══ Records supplied

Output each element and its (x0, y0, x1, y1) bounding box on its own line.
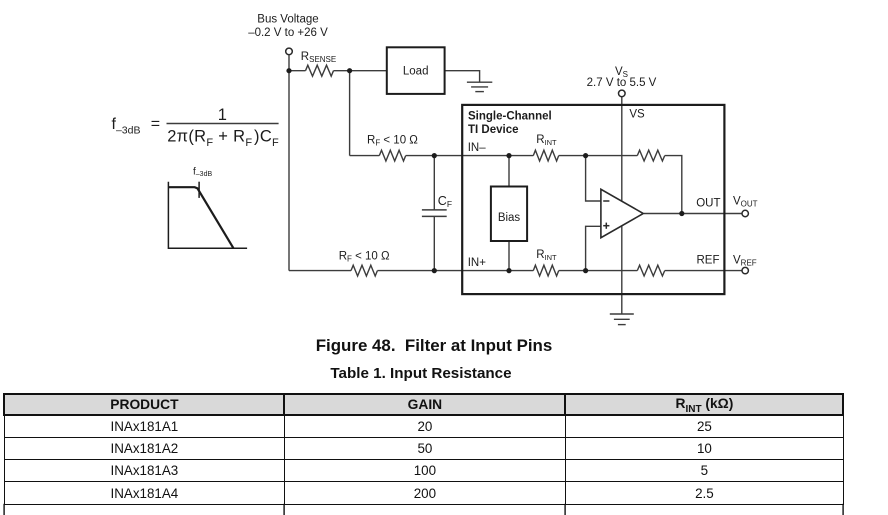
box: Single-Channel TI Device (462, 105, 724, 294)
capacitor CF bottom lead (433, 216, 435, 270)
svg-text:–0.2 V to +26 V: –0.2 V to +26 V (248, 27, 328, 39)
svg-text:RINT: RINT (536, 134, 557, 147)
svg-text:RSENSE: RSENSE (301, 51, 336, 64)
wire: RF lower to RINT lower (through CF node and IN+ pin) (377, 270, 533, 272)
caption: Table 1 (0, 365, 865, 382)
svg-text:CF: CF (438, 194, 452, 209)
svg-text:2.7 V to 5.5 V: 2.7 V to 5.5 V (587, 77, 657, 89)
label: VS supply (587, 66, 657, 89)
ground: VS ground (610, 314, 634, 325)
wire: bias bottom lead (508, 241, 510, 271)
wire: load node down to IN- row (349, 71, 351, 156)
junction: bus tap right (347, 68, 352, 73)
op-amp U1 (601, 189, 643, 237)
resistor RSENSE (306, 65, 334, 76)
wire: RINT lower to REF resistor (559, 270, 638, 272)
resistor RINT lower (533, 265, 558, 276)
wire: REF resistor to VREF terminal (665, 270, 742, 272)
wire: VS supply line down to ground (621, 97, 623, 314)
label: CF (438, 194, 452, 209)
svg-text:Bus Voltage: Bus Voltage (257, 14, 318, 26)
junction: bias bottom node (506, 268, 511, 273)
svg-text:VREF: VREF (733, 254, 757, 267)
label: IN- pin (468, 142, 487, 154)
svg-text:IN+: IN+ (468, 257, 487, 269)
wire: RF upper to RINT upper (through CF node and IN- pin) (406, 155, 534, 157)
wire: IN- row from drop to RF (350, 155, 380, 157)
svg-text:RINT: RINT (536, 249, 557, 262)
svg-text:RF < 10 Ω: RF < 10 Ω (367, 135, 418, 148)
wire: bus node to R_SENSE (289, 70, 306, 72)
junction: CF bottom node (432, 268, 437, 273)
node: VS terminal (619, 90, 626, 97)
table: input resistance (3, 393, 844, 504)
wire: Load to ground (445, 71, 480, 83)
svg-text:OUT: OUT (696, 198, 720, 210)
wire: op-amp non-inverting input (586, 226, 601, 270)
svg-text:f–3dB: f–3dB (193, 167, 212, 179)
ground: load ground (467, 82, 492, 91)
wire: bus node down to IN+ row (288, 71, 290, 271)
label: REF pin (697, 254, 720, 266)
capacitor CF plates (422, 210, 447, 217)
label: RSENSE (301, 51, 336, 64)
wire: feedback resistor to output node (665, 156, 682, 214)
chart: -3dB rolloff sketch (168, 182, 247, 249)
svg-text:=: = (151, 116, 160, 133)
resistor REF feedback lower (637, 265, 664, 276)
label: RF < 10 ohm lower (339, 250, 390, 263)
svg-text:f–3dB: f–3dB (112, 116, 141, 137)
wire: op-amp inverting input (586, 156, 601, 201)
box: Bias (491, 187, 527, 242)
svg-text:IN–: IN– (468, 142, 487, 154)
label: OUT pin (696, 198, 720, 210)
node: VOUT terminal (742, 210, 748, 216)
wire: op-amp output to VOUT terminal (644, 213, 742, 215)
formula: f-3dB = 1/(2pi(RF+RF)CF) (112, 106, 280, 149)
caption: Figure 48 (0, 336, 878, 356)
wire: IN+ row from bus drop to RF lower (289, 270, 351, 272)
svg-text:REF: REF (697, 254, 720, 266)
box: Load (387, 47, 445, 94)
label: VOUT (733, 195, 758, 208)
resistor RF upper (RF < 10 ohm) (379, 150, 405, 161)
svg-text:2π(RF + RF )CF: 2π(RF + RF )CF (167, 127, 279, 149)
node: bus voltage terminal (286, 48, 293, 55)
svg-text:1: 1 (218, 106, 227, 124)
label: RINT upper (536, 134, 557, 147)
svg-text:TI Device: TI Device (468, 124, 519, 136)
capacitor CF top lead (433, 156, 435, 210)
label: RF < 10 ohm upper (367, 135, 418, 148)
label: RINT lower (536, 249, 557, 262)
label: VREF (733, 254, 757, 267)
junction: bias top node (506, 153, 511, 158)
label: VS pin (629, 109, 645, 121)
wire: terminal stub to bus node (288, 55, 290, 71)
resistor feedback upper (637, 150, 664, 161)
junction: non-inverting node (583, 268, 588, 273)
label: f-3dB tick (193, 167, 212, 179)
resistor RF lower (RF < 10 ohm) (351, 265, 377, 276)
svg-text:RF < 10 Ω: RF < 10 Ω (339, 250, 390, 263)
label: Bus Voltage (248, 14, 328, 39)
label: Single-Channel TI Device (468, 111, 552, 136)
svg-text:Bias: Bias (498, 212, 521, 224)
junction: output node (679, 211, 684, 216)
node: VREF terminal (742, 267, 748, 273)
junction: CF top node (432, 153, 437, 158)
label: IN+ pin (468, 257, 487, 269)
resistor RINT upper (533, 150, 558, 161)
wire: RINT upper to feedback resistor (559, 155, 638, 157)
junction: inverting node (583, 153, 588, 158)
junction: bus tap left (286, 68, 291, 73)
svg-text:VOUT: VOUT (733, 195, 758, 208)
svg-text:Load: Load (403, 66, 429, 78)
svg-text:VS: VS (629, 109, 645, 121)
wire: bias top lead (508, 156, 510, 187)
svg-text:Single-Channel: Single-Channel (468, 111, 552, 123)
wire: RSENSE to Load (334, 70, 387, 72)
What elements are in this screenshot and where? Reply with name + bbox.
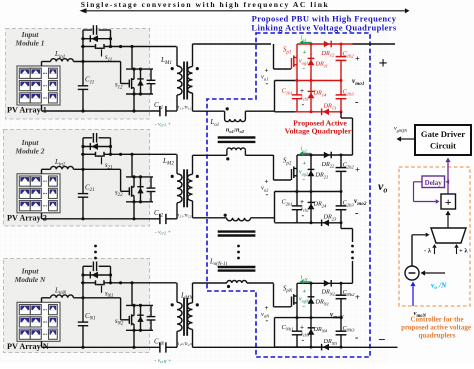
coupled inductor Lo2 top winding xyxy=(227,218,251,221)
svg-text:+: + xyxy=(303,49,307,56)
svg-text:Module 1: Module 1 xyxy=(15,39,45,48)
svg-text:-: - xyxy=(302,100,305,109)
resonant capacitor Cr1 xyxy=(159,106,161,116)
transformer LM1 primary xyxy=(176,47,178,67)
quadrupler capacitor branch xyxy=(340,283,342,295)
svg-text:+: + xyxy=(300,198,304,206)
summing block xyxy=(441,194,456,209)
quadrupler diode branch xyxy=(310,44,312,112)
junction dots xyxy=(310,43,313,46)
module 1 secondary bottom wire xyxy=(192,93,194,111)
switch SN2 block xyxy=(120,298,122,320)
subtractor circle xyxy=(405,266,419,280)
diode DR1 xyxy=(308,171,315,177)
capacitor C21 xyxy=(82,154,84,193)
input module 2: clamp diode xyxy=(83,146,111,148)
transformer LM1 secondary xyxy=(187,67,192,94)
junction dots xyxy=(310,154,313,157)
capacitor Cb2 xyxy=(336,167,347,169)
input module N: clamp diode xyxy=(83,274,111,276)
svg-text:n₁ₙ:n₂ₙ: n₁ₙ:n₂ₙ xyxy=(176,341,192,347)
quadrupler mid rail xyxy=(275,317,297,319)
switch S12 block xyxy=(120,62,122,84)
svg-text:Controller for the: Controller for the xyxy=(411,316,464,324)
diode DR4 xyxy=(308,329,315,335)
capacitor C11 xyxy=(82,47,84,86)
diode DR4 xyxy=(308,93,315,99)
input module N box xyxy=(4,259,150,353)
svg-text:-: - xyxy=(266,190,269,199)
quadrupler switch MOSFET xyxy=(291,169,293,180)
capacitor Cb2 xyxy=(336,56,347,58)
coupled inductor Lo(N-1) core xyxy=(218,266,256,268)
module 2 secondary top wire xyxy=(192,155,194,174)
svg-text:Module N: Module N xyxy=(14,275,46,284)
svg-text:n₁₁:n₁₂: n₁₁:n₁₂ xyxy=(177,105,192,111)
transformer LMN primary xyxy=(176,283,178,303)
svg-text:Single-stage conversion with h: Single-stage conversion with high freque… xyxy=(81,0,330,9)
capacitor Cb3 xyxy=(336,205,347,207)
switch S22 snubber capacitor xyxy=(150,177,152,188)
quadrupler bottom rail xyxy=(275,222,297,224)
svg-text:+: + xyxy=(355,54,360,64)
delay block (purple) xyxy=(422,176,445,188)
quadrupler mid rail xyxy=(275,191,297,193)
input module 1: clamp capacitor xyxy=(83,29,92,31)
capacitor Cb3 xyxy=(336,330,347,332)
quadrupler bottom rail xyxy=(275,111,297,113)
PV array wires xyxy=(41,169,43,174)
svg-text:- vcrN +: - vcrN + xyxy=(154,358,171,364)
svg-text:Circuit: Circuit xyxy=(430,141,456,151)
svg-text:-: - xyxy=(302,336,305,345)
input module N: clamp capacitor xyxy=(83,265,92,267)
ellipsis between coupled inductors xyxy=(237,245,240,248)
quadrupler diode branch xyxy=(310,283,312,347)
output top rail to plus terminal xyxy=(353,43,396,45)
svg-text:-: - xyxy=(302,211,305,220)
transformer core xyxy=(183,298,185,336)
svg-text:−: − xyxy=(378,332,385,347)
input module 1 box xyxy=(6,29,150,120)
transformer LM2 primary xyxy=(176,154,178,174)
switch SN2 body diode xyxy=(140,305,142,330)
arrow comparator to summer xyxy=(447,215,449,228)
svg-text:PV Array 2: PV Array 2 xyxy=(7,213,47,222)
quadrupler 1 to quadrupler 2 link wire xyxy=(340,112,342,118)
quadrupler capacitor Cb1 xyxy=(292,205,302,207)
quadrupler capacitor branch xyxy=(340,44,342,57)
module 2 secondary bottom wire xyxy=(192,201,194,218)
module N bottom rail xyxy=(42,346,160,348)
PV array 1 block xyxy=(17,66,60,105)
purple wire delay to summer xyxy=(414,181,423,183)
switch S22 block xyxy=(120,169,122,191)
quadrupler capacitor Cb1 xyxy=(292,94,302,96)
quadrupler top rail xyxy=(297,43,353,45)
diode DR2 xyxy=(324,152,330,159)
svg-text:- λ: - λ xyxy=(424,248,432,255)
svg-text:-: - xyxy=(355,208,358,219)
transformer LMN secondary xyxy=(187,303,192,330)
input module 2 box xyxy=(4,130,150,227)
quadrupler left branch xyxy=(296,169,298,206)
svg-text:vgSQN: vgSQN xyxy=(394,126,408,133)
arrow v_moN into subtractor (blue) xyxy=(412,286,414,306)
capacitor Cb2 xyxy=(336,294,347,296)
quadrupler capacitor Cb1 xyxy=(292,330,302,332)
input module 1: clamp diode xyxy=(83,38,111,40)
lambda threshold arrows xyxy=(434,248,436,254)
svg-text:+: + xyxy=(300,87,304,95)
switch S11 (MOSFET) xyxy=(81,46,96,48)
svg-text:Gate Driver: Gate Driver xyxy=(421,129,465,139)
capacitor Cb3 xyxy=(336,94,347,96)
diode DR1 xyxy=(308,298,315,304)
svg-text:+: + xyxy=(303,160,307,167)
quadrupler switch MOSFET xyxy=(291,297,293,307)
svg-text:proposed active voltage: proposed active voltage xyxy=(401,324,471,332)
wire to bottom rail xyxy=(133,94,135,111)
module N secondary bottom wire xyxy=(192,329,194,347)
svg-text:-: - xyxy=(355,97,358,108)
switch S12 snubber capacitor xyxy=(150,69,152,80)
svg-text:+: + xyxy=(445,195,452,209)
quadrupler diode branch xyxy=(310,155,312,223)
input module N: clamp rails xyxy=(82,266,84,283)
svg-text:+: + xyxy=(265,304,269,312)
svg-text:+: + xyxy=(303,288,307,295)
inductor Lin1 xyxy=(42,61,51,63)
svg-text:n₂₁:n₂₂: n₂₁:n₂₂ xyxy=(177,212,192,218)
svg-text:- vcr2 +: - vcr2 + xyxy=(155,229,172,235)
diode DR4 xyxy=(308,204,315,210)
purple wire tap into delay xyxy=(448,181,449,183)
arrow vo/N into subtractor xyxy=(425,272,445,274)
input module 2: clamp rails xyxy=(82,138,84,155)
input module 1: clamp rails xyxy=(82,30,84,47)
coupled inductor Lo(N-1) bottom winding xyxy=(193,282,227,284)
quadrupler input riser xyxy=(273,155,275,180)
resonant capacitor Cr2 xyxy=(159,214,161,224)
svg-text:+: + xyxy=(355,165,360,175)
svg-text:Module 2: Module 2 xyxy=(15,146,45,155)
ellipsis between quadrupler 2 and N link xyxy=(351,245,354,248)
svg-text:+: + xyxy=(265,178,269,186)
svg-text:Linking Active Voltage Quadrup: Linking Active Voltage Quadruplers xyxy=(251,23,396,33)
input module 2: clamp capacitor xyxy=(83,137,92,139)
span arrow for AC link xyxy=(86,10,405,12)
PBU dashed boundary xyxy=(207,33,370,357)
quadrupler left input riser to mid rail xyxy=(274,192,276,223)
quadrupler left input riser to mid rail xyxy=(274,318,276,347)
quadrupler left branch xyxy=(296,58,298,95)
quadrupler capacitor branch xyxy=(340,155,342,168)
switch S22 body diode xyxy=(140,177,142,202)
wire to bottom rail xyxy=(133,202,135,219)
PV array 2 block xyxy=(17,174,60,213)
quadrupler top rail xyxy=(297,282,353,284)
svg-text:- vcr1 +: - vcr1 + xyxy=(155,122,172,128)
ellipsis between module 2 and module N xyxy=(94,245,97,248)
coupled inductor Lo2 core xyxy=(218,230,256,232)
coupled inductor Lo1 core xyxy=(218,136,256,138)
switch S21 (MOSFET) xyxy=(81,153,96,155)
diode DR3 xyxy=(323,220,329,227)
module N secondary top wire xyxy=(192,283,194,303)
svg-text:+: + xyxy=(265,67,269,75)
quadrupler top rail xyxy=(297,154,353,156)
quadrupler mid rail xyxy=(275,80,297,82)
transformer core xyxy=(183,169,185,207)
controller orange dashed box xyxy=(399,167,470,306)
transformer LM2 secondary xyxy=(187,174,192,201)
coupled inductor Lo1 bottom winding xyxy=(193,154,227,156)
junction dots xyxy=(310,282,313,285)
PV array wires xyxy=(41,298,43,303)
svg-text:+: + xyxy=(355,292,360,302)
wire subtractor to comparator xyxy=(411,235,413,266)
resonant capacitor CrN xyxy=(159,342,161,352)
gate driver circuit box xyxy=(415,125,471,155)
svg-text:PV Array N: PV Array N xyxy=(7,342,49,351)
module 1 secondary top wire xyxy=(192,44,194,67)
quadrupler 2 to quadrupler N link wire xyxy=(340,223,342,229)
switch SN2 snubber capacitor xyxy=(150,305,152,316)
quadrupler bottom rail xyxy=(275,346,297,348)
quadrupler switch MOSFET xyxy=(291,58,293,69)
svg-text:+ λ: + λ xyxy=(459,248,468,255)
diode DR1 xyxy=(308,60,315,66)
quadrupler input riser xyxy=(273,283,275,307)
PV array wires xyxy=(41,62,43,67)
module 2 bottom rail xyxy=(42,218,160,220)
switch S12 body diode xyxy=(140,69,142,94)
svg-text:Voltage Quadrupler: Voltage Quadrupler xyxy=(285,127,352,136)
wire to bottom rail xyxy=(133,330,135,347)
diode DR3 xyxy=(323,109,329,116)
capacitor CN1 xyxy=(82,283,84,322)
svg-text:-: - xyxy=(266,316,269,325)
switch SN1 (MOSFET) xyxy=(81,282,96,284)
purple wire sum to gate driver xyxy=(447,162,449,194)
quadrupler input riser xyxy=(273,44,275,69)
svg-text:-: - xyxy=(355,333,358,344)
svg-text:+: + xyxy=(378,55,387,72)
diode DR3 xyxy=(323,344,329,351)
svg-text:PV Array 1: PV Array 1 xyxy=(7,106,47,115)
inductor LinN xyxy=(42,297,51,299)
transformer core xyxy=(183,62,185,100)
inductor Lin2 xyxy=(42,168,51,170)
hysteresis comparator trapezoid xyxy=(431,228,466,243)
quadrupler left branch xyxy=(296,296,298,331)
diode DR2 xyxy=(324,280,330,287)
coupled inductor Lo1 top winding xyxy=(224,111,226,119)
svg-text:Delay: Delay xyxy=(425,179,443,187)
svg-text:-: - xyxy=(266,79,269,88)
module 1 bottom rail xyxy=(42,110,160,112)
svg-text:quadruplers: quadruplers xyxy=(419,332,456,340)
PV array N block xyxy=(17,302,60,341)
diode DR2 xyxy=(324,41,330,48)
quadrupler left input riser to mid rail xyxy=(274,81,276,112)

════

» Directive: Write out the records from the line with "box: Single-Channel TI" up to and including the line with "svg-text:RSENSE: RSENSE (301, 51, 336, 64)", substituting "lower lead" for "bottom lead" and leaving the rest unchanged.

» Response to this task:
box: Single-Channel TI Device (462, 105, 724, 294)
capacitor CF lower lead (433, 216, 435, 270)
svg-text:–0.2 V to +26 V: –0.2 V to +26 V (248, 27, 328, 39)
svg-text:RINT: RINT (536, 134, 557, 147)
svg-text:RSENSE: RSENSE (301, 51, 336, 64)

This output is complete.